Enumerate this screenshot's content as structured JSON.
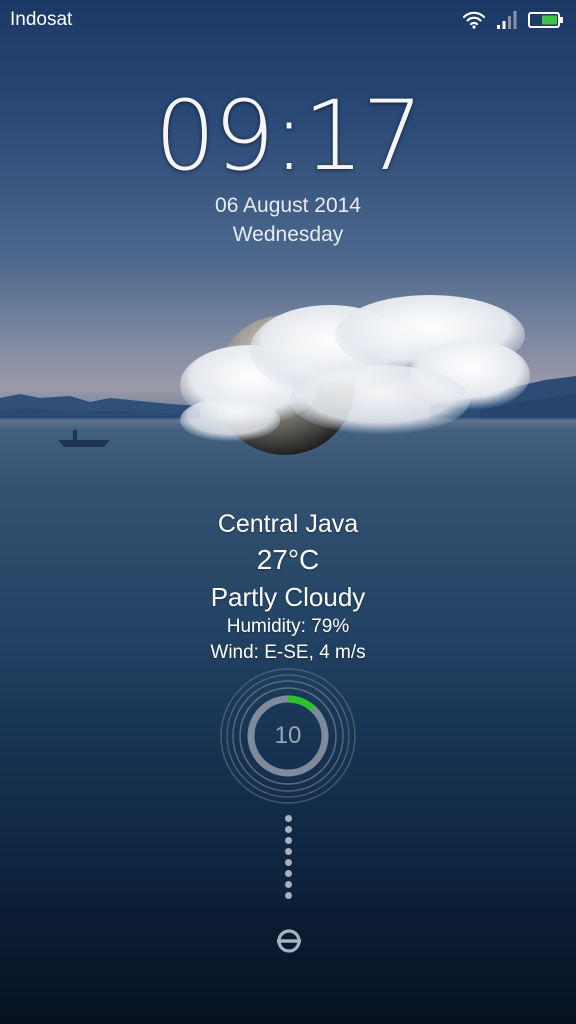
{
  "status_bar": {
    "carrier": "Indosat",
    "icons": [
      "wifi-icon",
      "signal-icon",
      "battery-icon"
    ],
    "battery_color": "#3ec24a"
  },
  "lockscreen": {
    "time": "09:17",
    "date": "06 August 2014",
    "weekday": "Wednesday"
  },
  "weather": {
    "location": "Central Java",
    "temperature": "27°C",
    "condition": "Partly Cloudy",
    "humidity": "Humidity: 79%",
    "wind": "Wind: E-SE, 4 m/s",
    "icon": "moon-cloud-icon"
  },
  "unlock": {
    "count": "10",
    "progress_fraction": 0.12,
    "accent_color": "#2fc02f",
    "icon": "unlock-icon"
  }
}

————————

## Given request:
Leave out the pictures and reproduce the rest of the listing exactly.

## Response to this exercise:
Enumerate this screenshot's content as structured JSON.
{
  "status_bar": {
    "carrier": "Indosat",
    "icons": [
      "wifi-icon",
      "signal-icon",
      "battery-icon"
    ],
    "battery_color": "#3ec24a"
  },
  "lockscreen": {
    "time": "09:17",
    "date": "06 August 2014",
    "weekday": "Wednesday"
  },
  "weather": {
    "location": "Central Java",
    "temperature": "27°C",
    "condition": "Partly Cloudy",
    "humidity": "Humidity: 79%",
    "wind": "Wind: E-SE, 4 m/s",
    "icon": "moon-cloud-icon"
  },
  "unlock": {
    "count": "10",
    "progress_fraction": 0.12,
    "accent_color": "#2fc02f",
    "icon": "unlock-icon"
  }
}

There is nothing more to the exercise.